Source data
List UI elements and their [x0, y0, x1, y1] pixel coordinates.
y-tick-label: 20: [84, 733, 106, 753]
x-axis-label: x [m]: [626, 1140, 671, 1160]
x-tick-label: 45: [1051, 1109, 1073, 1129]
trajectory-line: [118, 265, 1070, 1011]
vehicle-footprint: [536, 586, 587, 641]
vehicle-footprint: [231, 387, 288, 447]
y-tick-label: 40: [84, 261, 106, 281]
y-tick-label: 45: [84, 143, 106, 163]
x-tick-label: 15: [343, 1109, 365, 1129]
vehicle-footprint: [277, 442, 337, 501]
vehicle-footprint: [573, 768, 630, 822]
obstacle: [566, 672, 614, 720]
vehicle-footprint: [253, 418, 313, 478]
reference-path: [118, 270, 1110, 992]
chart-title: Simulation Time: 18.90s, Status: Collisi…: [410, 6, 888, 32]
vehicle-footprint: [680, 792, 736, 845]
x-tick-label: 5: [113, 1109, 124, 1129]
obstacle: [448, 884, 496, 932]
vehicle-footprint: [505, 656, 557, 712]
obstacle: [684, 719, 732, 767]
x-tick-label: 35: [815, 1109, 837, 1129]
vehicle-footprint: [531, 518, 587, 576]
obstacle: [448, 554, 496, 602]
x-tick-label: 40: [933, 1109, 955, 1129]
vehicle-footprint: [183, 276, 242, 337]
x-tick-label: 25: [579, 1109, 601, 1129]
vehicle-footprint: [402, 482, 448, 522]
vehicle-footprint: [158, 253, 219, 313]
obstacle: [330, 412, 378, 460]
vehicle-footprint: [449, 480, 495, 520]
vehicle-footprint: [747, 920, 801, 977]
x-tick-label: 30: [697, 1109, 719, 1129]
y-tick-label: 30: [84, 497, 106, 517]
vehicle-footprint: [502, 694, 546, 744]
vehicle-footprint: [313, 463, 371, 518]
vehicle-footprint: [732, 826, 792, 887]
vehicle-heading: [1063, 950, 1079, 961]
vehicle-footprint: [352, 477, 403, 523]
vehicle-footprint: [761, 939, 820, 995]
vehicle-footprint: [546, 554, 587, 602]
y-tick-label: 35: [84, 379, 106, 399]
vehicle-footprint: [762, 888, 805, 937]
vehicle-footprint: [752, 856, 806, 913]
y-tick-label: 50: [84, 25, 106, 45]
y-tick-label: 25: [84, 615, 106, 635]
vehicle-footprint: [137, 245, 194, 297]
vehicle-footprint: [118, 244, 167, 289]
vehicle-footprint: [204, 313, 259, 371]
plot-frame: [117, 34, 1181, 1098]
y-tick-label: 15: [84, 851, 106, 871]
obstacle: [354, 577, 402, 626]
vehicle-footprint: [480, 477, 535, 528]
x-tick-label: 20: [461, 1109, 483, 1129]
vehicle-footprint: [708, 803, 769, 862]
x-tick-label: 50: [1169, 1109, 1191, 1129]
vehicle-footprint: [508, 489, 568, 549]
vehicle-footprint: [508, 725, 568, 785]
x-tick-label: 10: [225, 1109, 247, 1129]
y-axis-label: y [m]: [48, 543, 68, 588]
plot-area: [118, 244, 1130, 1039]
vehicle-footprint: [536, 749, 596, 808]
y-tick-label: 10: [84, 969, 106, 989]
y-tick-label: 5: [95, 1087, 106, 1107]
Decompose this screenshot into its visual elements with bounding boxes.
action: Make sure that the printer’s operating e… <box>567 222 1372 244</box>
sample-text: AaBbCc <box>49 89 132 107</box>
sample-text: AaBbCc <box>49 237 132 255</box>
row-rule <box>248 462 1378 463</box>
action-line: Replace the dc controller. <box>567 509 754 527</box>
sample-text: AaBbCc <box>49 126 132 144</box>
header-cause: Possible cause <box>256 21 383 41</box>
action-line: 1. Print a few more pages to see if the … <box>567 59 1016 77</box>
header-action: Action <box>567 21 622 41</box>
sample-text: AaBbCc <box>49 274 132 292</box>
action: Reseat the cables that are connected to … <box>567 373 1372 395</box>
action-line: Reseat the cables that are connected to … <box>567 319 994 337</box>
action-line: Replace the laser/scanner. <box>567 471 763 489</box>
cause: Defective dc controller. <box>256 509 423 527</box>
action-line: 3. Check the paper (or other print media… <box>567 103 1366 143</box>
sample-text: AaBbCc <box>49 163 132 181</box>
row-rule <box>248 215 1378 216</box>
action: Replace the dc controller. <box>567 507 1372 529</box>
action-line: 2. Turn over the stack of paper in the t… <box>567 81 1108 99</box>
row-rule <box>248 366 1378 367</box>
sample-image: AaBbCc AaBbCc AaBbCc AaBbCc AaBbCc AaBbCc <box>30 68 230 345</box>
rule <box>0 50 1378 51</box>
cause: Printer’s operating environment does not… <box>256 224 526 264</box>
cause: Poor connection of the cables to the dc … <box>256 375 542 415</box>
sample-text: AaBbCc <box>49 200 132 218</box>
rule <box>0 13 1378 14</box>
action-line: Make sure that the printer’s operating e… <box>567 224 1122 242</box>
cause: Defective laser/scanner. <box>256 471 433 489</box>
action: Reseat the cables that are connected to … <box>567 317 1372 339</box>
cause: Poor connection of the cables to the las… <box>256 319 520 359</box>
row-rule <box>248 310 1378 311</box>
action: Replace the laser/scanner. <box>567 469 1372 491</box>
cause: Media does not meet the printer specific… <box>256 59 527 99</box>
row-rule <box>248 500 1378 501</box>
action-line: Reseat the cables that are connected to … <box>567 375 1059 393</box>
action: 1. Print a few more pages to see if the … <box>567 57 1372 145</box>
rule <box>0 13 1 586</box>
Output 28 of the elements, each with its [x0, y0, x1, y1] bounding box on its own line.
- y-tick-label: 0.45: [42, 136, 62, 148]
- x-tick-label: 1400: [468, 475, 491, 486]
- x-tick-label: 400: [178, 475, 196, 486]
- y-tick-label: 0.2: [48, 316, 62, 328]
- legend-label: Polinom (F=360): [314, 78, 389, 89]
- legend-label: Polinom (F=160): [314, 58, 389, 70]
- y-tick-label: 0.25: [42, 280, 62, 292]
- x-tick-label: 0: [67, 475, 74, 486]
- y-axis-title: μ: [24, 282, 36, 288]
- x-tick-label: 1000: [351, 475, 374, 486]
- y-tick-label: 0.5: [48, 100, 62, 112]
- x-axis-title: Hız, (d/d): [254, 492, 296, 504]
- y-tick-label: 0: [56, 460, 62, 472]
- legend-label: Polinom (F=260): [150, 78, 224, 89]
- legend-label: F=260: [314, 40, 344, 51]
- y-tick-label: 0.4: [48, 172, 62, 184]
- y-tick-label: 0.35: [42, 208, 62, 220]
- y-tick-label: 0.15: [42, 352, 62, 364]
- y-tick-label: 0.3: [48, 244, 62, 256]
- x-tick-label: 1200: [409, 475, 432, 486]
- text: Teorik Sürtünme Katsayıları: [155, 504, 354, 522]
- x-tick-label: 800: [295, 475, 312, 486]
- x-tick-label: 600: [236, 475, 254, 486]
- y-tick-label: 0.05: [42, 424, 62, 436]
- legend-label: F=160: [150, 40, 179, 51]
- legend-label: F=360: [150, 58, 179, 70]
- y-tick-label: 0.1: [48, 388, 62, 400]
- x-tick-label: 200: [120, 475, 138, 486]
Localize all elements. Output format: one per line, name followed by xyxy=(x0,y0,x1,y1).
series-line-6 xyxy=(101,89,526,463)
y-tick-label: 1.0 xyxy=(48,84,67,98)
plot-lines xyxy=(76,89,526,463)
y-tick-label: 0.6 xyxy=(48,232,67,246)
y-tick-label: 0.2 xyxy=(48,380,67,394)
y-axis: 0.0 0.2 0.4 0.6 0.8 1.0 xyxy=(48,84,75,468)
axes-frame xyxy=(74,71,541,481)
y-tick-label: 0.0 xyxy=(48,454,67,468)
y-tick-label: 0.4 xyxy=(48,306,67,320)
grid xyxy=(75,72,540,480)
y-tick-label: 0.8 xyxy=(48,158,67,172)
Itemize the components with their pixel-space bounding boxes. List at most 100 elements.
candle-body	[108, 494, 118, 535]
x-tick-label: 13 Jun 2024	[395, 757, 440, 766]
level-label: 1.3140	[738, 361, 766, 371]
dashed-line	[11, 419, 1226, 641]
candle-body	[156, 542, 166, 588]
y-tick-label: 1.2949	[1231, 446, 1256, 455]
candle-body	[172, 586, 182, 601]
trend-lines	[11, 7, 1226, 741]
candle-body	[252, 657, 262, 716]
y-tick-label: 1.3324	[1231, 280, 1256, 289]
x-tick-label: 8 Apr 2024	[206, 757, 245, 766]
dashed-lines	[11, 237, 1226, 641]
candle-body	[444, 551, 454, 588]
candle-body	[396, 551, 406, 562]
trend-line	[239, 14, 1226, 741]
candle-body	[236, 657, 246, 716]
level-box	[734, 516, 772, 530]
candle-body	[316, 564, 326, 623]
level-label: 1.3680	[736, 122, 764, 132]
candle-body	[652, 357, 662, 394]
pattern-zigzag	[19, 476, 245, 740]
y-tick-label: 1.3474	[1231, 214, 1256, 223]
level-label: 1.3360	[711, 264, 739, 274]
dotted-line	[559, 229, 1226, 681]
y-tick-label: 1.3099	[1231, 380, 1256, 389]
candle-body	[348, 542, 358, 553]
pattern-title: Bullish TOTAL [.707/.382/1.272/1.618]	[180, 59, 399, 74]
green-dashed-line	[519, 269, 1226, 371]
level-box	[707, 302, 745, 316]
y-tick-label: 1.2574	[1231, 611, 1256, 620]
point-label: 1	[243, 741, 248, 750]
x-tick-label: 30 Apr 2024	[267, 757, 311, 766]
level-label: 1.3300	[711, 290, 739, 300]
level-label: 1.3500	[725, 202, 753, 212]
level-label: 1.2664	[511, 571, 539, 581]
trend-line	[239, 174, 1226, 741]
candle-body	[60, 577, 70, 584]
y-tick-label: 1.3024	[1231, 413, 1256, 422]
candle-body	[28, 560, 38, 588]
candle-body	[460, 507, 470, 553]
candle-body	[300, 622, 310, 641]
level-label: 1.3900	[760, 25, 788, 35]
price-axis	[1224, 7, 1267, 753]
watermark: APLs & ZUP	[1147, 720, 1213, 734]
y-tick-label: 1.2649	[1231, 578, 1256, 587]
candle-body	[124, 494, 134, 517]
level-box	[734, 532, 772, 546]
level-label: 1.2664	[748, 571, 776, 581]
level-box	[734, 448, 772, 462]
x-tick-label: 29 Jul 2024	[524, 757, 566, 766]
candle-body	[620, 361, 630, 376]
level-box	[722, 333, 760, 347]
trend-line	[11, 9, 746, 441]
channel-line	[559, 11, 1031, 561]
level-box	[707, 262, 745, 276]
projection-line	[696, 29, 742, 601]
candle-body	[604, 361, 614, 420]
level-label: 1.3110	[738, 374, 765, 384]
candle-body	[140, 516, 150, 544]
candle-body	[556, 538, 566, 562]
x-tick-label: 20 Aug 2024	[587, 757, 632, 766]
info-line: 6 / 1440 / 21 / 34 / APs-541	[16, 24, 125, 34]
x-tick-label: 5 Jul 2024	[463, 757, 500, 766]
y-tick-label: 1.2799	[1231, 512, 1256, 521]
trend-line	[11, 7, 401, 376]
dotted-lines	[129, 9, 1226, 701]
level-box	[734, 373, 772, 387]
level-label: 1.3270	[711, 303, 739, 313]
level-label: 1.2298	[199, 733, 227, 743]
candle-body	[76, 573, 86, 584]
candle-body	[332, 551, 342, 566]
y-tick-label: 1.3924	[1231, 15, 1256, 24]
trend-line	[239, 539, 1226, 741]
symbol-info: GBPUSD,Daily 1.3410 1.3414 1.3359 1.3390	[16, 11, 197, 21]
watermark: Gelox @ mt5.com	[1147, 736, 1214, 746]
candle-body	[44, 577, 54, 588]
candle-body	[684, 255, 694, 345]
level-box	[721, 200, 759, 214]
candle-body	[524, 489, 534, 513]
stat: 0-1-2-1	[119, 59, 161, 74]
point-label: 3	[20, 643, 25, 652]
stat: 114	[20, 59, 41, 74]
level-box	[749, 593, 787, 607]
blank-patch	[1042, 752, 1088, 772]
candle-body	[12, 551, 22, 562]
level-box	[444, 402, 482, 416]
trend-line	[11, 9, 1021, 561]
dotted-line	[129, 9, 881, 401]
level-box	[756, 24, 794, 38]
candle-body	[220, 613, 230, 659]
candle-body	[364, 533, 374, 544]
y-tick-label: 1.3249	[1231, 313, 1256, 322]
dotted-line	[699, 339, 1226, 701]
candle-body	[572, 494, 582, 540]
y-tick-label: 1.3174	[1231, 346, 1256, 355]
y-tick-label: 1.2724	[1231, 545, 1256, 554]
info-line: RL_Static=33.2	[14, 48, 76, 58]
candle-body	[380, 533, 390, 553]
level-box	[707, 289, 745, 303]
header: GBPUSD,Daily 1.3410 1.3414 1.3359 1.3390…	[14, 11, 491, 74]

## EXERCISE TASK
Can you lay out the material as a Markdown table with the columns Row and Line, covering everything from the first line of the material through the line holding "vehicle-footprint: [480, 477, 535, 528]", inclusive, with blank lines omitted?

## FULL ANSWER
| Row | Line |
|---|---|
| 1 | List UI elements and their [x0, y0, x1, y1] pixel coordinates. |
| 2 | y-tick-label: 20: [84, 733, 106, 753] |
| 3 | x-axis-label: x [m]: [626, 1140, 671, 1160] |
| 4 | x-tick-label: 45: [1051, 1109, 1073, 1129] |
| 5 | trajectory-line: [118, 265, 1070, 1011] |
| 6 | vehicle-footprint: [536, 586, 587, 641] |
| 7 | vehicle-footprint: [231, 387, 288, 447] |
| 8 | y-tick-label: 40: [84, 261, 106, 281] |
| 9 | y-tick-label: 45: [84, 143, 106, 163] |
| 10 | x-tick-label: 15: [343, 1109, 365, 1129] |
| 11 | vehicle-footprint: [277, 442, 337, 501] |
| 12 | vehicle-footprint: [573, 768, 630, 822] |
| 13 | obstacle: [566, 672, 614, 720] |
| 14 | vehicle-footprint: [253, 418, 313, 478] |
| 15 | reference-path: [118, 270, 1110, 992] |
| 16 | chart-title: Simulation Time: 18.90s, Status: Collisi…: [410, 6, 888, 32] |
| 17 | vehicle-footprint: [680, 792, 736, 845] |
| 18 | x-tick-label: 5: [113, 1109, 124, 1129] |
| 19 | obstacle: [448, 884, 496, 932] |
| 20 | vehicle-footprint: [505, 656, 557, 712] |
| 21 | obstacle: [684, 719, 732, 767] |
| 22 | x-tick-label: 35: [815, 1109, 837, 1129] |
| 23 | vehicle-footprint: [531, 518, 587, 576] |
| 24 | obstacle: [448, 554, 496, 602] |
| 25 | x-tick-label: 40: [933, 1109, 955, 1129] |
| 26 | vehicle-footprint: [183, 276, 242, 337] |
| 27 | x-tick-label: 25: [579, 1109, 601, 1129] |
| 28 | vehicle-footprint: [402, 482, 448, 522] |
| 29 | vehicle-footprint: [158, 253, 219, 313] |
| 30 | obstacle: [330, 412, 378, 460] |
| 31 | vehicle-footprint: [449, 480, 495, 520] |
| 32 | vehicle-footprint: [747, 920, 801, 977] |
| 33 | x-tick-label: 30: [697, 1109, 719, 1129] |
| 34 | y-tick-label: 30: [84, 497, 106, 517] |
| 35 | vehicle-footprint: [502, 694, 546, 744] |
| 36 | vehicle-footprint: [313, 463, 371, 518] |
| 37 | vehicle-footprint: [732, 826, 792, 887] |
| 38 | vehicle-heading: [1063, 950, 1079, 961] |
| 39 | vehicle-footprint: [352, 477, 403, 523] |
| 40 | vehicle-footprint: [761, 939, 820, 995] |
| 41 | vehicle-footprint: [546, 554, 587, 602] |
| 42 | y-tick-label: 35: [84, 379, 106, 399] |
| 43 | vehicle-footprint: [762, 888, 805, 937] |
| 44 | vehicle-footprint: [752, 856, 806, 913] |
| 45 | y-tick-label: 50: [84, 25, 106, 45] |
| 46 | y-tick-label: 25: [84, 615, 106, 635] |
| 47 | vehicle-footprint: [137, 245, 194, 297] |
| 48 | vehicle-footprint: [118, 244, 167, 289] |
| 49 | vehicle-footprint: [204, 313, 259, 371] |
| 50 | plot-frame: [117, 34, 1181, 1098] |
| 51 | y-tick-label: 15: [84, 851, 106, 871] |
| 52 | obstacle: [354, 577, 402, 626] |
| 53 | vehicle-footprint: [480, 477, 535, 528] |